[WRITTEN EXERCISE] Pick out each line with the word "xlabel" from the material that follows.

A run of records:

'''

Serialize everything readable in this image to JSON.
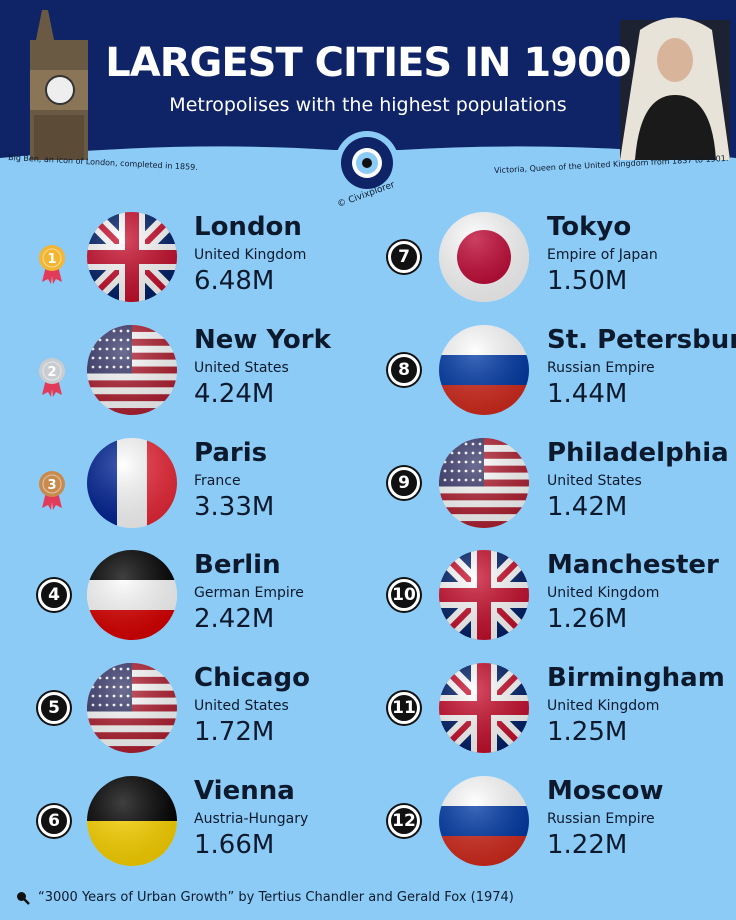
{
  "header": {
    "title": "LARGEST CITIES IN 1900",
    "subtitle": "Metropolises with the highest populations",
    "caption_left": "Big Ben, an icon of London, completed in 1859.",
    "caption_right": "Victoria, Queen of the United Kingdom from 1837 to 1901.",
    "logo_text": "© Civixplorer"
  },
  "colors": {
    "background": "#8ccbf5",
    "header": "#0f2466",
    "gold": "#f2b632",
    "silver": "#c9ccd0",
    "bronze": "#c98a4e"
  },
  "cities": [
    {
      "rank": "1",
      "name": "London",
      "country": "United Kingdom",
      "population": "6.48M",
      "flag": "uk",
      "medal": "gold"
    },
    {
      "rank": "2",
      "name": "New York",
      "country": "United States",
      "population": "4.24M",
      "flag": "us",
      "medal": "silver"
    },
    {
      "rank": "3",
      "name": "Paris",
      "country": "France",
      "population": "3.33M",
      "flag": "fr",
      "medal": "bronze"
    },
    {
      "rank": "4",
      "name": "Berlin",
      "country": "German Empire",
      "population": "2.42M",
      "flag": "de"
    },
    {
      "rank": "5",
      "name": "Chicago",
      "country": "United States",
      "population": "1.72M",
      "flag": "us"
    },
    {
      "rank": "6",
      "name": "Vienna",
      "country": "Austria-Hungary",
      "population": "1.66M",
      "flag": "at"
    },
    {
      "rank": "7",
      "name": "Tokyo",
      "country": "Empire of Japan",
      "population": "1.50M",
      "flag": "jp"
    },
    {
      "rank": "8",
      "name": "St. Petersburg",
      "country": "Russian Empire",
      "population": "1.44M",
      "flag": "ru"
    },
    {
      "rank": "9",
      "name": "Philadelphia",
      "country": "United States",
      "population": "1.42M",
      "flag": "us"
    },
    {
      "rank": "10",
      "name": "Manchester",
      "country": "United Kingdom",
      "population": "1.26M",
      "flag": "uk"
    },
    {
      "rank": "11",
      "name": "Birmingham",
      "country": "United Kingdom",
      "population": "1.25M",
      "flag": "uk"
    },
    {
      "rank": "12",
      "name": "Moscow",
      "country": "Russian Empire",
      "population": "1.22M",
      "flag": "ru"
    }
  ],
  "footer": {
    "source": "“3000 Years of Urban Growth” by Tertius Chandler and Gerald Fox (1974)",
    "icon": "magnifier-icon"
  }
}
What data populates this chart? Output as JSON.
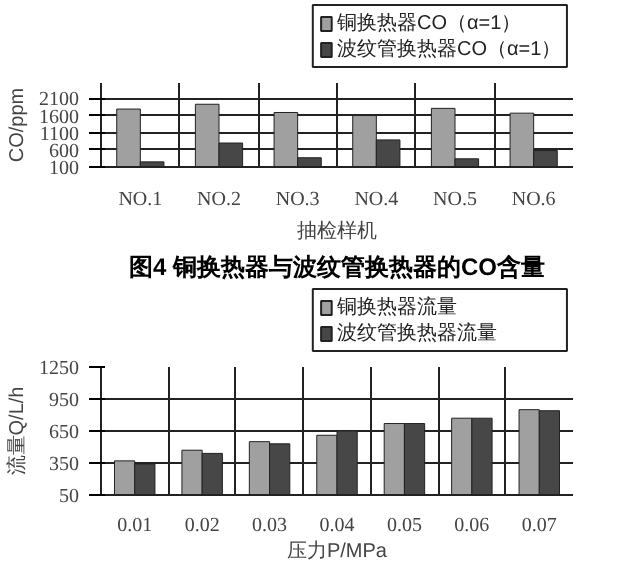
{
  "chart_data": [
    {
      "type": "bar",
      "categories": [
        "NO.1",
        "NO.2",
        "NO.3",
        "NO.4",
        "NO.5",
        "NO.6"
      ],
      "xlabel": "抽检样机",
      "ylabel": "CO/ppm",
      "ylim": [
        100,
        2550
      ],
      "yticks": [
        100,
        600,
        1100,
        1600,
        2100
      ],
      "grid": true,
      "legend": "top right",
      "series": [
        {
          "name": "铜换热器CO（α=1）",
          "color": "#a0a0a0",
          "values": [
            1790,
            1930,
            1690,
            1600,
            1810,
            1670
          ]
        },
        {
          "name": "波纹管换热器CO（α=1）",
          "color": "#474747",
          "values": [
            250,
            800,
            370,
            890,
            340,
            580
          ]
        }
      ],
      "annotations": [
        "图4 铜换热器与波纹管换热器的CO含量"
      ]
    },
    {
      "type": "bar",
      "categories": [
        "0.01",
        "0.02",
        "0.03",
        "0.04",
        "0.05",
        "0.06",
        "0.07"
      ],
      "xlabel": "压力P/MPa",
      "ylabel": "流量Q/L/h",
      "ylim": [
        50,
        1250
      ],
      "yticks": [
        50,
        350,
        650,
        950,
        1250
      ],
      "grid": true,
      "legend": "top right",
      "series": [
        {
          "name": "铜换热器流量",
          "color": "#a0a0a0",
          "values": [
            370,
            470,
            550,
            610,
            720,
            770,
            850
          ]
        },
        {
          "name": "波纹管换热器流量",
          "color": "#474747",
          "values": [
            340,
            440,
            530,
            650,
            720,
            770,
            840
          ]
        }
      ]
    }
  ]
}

'''
'''

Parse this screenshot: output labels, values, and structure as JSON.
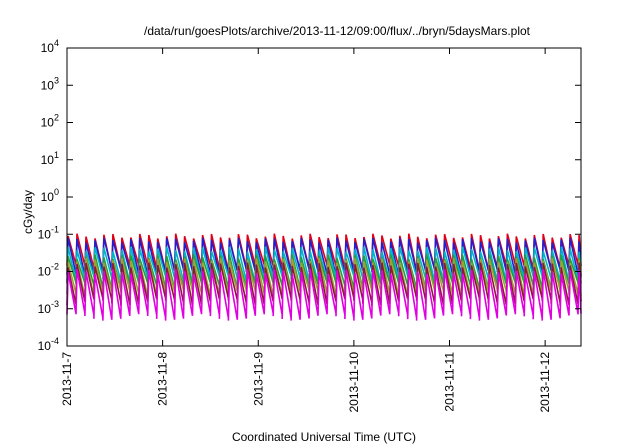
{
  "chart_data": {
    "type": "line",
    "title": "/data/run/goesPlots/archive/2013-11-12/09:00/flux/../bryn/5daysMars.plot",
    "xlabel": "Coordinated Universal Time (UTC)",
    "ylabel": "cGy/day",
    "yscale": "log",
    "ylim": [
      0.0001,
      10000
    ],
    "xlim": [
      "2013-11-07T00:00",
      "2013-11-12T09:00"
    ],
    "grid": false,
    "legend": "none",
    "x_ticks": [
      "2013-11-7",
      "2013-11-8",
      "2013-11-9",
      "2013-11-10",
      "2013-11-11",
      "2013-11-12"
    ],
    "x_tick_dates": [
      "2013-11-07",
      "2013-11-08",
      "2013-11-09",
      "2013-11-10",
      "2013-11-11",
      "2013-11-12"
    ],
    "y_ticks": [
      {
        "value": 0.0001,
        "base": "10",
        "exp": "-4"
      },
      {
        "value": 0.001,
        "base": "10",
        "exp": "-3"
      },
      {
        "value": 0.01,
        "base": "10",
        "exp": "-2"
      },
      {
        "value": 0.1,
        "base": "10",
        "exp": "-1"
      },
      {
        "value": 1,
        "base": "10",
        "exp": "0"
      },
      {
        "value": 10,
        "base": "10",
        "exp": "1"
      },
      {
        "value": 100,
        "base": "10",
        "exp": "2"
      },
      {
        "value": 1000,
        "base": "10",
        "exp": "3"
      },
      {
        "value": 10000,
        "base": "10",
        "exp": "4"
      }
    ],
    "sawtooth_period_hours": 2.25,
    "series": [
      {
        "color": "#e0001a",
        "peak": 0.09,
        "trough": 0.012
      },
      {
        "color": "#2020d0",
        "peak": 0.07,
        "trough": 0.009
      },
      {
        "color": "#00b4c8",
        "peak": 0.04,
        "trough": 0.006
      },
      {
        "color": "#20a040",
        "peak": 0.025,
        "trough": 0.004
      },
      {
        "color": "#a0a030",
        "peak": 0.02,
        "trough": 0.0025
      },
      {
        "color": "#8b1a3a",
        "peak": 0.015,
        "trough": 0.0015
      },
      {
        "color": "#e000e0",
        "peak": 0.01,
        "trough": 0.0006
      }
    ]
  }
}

'''
'''

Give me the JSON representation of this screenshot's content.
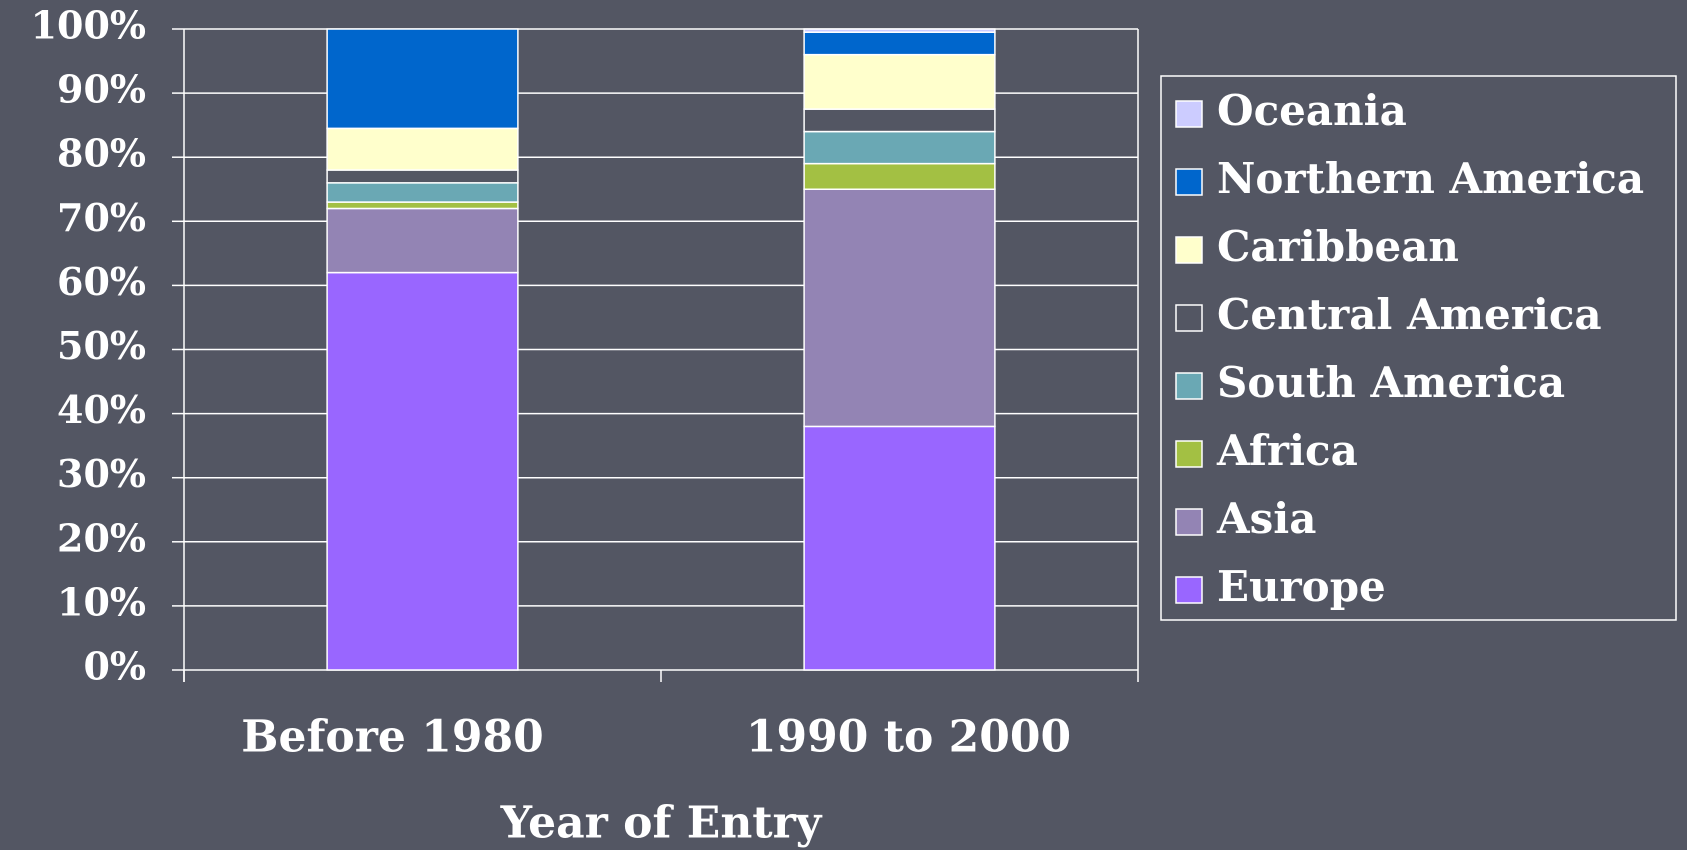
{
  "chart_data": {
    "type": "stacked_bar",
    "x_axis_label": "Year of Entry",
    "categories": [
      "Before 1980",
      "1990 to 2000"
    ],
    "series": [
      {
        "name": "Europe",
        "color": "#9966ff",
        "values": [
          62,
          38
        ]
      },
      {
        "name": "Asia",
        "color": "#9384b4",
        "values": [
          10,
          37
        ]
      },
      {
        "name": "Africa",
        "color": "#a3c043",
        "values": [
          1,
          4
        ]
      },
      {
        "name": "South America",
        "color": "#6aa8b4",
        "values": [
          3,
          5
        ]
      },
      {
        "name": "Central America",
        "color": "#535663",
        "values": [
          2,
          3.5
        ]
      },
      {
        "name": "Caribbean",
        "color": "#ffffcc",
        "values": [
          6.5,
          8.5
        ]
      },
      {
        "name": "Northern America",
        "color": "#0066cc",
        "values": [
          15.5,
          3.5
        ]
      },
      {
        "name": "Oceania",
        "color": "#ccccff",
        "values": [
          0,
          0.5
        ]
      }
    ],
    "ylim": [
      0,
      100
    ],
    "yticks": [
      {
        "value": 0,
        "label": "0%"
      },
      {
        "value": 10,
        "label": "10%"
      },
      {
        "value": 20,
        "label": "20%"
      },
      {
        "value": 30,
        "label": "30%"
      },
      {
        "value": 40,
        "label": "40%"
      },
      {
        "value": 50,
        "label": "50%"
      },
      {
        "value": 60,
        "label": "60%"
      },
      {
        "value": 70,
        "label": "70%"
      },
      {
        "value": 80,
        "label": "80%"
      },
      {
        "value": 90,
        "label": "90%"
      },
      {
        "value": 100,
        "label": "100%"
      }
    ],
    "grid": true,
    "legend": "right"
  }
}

'''

[EXERCISE SOLUTION]
      "xlabel": "抽检样机",
      "xlabel": "压力P/MPa",
    "xlabel": "Coordinated Universal Time (UTC)",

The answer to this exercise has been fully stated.